Stored data
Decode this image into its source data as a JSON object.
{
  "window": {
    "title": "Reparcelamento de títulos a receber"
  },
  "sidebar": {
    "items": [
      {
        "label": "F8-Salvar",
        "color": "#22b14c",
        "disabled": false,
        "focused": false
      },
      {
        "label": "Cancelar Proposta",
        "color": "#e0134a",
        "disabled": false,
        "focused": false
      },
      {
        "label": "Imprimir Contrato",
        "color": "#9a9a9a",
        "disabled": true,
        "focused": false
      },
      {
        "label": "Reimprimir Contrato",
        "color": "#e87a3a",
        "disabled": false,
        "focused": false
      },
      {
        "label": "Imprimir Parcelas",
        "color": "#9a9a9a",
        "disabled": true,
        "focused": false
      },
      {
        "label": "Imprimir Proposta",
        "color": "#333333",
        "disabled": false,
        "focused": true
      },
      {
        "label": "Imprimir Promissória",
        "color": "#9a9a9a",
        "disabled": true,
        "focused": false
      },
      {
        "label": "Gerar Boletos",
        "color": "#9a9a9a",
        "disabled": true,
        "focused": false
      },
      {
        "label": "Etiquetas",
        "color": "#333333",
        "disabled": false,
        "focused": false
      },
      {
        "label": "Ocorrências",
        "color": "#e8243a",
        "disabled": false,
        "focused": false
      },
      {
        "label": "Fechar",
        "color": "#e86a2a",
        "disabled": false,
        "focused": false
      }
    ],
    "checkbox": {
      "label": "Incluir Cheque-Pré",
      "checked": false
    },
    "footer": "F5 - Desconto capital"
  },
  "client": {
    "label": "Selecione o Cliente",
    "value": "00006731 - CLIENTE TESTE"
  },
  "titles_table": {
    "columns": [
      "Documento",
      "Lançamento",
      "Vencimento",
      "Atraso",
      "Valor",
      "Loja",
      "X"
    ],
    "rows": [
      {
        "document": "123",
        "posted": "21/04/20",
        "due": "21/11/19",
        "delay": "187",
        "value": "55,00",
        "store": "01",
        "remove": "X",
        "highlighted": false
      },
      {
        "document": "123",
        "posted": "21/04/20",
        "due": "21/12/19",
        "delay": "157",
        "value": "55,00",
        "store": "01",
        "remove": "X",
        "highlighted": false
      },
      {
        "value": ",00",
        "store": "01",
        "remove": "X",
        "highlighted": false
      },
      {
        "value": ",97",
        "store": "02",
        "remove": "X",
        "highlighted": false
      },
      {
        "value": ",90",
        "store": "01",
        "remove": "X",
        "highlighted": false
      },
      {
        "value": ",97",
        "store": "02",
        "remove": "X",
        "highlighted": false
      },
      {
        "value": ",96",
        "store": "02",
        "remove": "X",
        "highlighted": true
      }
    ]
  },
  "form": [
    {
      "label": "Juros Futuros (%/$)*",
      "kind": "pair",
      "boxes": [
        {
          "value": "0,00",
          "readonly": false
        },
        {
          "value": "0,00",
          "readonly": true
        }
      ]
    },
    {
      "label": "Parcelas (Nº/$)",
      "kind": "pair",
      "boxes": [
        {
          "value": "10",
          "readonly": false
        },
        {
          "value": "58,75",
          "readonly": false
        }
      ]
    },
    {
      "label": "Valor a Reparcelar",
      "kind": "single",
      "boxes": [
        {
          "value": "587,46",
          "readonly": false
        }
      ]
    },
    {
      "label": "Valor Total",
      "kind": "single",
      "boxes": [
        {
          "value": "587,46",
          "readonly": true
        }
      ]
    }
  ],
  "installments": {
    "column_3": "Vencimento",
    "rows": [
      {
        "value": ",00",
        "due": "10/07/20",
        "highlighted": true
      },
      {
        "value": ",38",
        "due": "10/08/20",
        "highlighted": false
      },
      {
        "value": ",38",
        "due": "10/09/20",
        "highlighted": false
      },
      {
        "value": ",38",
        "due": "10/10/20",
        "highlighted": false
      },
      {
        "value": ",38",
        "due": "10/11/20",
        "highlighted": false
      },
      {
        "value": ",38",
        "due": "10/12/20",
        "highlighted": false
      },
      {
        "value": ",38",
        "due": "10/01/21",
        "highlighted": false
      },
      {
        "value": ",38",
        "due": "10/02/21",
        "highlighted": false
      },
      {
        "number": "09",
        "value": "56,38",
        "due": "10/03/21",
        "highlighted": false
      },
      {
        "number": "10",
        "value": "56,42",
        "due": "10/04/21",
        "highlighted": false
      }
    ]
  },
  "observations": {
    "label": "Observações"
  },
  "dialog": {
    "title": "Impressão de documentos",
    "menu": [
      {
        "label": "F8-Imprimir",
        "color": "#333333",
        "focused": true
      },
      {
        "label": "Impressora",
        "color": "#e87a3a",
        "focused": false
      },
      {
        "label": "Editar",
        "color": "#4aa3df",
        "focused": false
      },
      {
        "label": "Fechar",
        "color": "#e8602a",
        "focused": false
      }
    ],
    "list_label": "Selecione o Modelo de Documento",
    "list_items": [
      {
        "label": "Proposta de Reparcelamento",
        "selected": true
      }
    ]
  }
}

**TO BE DONE:**
Print every record exactly as it was given.

**CORRECT RESULT:**
Decode this image into its source data as a JSON object.
{
  "window": {
    "title": "Reparcelamento de títulos a receber"
  },
  "sidebar": {
    "items": [
      {
        "label": "F8-Salvar",
        "color": "#22b14c",
        "disabled": false,
        "focused": false
      },
      {
        "label": "Cancelar Proposta",
        "color": "#e0134a",
        "disabled": false,
        "focused": false
      },
      {
        "label": "Imprimir Contrato",
        "color": "#9a9a9a",
        "disabled": true,
        "focused": false
      },
      {
        "label": "Reimprimir Contrato",
        "color": "#e87a3a",
        "disabled": false,
        "focused": false
      },
      {
        "label": "Imprimir Parcelas",
        "color": "#9a9a9a",
        "disabled": true,
        "focused": false
      },
      {
        "label": "Imprimir Proposta",
        "color": "#333333",
        "disabled": false,
        "focused": true
      },
      {
        "label": "Imprimir Promissória",
        "color": "#9a9a9a",
        "disabled": true,
        "focused": false
      },
      {
        "label": "Gerar Boletos",
        "color": "#9a9a9a",
        "disabled": true,
        "focused": false
      },
      {
        "label": "Etiquetas",
        "color": "#333333",
        "disabled": false,
        "focused": false
      },
      {
        "label": "Ocorrências",
        "color": "#e8243a",
        "disabled": false,
        "focused": false
      },
      {
        "label": "Fechar",
        "color": "#e86a2a",
        "disabled": false,
        "focused": false
      }
    ],
    "checkbox": {
      "label": "Incluir Cheque-Pré",
      "checked": false
    },
    "footer": "F5 - Desconto capital"
  },
  "client": {
    "label": "Selecione o Cliente",
    "value": "00006731 - CLIENTE TESTE"
  },
  "titles_table": {
    "columns": [
      "Documento",
      "Lançamento",
      "Vencimento",
      "Atraso",
      "Valor",
      "Loja",
      "X"
    ],
    "rows": [
      {
        "document": "123",
        "posted": "21/04/20",
        "due": "21/11/19",
        "delay": "187",
        "value": "55,00",
        "store": "01",
        "remove": "X",
        "highlighted": false
      },
      {
        "document": "123",
        "posted": "21/04/20",
        "due": "21/12/19",
        "delay": "157",
        "value": "55,00",
        "store": "01",
        "remove": "X",
        "highlighted": false
      },
      {
        "value": ",00",
        "store": "01",
        "remove": "X",
        "highlighted": false
      },
      {
        "value": ",97",
        "store": "02",
        "remove": "X",
        "highlighted": false
      },
      {
        "value": ",90",
        "store": "01",
        "remove": "X",
        "highlighted": false
      },
      {
        "value": ",97",
        "store": "02",
        "remove": "X",
        "highlighted": false
      },
      {
        "value": ",96",
        "store": "02",
        "remove": "X",
        "highlighted": true
      }
    ]
  },
  "form": [
    {
      "label": "Juros Futuros (%/$)*",
      "kind": "pair",
      "boxes": [
        {
          "value": "0,00",
          "readonly": false
        },
        {
          "value": "0,00",
          "readonly": true
        }
      ]
    },
    {
      "label": "Parcelas (Nº/$)",
      "kind": "pair",
      "boxes": [
        {
          "value": "10",
          "readonly": false
        },
        {
          "value": "58,75",
          "readonly": false
        }
      ]
    },
    {
      "label": "Valor a Reparcelar",
      "kind": "single",
      "boxes": [
        {
          "value": "587,46",
          "readonly": false
        }
      ]
    },
    {
      "label": "Valor Total",
      "kind": "single",
      "boxes": [
        {
          "value": "587,46",
          "readonly": true
        }
      ]
    }
  ],
  "installments": {
    "column_3": "Vencimento",
    "rows": [
      {
        "value": ",00",
        "due": "10/07/20",
        "highlighted": true
      },
      {
        "value": ",38",
        "due": "10/08/20",
        "highlighted": false
      },
      {
        "value": ",38",
        "due": "10/09/20",
        "highlighted": false
      },
      {
        "value": ",38",
        "due": "10/10/20",
        "highlighted": false
      },
      {
        "value": ",38",
        "due": "10/11/20",
        "highlighted": false
      },
      {
        "value": ",38",
        "due": "10/12/20",
        "highlighted": false
      },
      {
        "value": ",38",
        "due": "10/01/21",
        "highlighted": false
      },
      {
        "value": ",38",
        "due": "10/02/21",
        "highlighted": false
      },
      {
        "number": "09",
        "value": "56,38",
        "due": "10/03/21",
        "highlighted": false
      },
      {
        "number": "10",
        "value": "56,42",
        "due": "10/04/21",
        "highlighted": false
      }
    ]
  },
  "observations": {
    "label": "Observações"
  },
  "dialog": {
    "title": "Impressão de documentos",
    "menu": [
      {
        "label": "F8-Imprimir",
        "color": "#333333",
        "focused": true
      },
      {
        "label": "Impressora",
        "color": "#e87a3a",
        "focused": false
      },
      {
        "label": "Editar",
        "color": "#4aa3df",
        "focused": false
      },
      {
        "label": "Fechar",
        "color": "#e8602a",
        "focused": false
      }
    ],
    "list_label": "Selecione o Modelo de Documento",
    "list_items": [
      {
        "label": "Proposta de Reparcelamento",
        "selected": true
      }
    ]
  }
}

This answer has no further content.